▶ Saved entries
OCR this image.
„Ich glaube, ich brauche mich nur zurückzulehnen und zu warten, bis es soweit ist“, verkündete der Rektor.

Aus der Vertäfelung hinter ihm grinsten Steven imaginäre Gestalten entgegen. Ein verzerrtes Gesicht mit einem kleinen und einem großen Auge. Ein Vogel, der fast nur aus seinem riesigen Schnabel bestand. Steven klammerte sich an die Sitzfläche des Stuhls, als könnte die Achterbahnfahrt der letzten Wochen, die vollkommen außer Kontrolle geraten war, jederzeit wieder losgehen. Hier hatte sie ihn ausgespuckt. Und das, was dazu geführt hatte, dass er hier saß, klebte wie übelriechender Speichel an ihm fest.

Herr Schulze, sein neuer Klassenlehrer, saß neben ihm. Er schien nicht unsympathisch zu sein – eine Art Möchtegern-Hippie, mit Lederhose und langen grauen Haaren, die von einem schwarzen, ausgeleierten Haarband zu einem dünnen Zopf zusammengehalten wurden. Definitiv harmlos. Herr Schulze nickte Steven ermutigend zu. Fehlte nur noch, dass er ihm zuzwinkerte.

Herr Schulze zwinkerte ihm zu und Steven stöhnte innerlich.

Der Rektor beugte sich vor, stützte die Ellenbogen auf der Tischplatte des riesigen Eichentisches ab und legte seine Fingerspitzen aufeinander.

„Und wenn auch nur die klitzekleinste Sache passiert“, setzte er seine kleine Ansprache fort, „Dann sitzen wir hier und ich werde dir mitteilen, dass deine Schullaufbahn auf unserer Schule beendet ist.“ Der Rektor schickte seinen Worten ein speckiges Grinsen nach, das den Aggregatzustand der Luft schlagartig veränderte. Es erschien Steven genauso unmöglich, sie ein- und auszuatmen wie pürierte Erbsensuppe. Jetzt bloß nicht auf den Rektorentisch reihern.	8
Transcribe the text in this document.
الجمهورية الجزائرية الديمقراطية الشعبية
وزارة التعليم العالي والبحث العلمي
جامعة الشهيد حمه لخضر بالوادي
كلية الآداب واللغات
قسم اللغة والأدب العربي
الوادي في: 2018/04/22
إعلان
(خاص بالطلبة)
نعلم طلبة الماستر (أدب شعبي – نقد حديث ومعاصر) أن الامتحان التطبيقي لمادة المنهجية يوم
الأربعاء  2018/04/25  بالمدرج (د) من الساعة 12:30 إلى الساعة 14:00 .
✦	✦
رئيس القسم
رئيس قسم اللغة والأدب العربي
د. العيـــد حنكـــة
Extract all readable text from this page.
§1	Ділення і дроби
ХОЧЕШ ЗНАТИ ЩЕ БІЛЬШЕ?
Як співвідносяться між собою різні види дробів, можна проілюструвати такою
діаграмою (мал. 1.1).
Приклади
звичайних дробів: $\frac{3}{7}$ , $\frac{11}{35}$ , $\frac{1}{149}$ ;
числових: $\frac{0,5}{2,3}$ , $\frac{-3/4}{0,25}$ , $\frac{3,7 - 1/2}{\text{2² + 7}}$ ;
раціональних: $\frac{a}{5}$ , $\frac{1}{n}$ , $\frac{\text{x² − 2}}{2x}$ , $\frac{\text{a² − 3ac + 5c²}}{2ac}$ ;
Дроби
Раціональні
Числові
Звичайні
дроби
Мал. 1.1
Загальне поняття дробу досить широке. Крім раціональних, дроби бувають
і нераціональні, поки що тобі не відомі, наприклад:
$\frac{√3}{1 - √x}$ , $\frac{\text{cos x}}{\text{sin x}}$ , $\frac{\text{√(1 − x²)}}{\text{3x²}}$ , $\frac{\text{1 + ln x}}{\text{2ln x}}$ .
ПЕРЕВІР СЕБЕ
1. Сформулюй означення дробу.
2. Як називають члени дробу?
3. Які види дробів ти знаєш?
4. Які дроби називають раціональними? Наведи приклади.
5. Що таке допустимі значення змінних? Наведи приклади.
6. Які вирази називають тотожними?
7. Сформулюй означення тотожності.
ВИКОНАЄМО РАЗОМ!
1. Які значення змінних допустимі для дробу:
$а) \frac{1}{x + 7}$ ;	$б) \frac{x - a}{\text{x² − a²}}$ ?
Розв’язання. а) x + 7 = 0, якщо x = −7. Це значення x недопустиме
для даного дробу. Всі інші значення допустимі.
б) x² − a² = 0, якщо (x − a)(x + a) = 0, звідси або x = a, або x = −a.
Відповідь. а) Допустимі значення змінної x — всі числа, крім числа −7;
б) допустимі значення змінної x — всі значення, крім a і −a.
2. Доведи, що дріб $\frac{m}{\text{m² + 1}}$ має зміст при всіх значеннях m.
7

▶ Task statement
Pull every line containing "Сформулюй" from the material above.

▶ Expected answer
1. Сформулюй означення дробу.
7. Сформулюй означення тотожності.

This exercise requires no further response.